> **WORK TO DO**
Take every line from the listing below that includes "value" and copy it.

_____

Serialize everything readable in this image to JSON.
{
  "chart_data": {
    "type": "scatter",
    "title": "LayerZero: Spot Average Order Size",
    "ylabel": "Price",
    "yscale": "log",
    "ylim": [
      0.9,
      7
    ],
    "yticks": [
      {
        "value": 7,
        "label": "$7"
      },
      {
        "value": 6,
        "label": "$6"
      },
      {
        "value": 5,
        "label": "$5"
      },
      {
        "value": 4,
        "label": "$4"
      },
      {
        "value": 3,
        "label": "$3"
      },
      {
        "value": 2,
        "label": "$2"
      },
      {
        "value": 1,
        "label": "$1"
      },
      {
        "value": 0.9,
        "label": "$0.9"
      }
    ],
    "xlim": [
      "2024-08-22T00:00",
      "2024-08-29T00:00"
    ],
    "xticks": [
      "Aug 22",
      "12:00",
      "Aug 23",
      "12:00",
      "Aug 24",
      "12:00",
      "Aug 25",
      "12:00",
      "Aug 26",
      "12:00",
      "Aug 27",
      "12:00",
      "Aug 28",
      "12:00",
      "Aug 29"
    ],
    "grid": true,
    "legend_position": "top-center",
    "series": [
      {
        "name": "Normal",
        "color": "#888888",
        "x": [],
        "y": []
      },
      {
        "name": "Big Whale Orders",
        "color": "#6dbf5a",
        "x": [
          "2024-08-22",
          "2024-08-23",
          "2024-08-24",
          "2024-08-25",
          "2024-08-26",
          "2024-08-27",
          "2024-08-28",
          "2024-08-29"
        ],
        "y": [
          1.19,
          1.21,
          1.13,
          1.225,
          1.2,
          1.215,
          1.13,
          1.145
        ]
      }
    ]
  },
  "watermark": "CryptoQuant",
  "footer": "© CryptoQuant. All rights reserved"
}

_____

> **SOLUTION FOR THIS EXERCISE**
        "value": 7,
        "value": 6,
        "value": 5,
        "value": 4,
        "value": 3,
        "value": 2,
        "value": 1,
        "value": 0.9,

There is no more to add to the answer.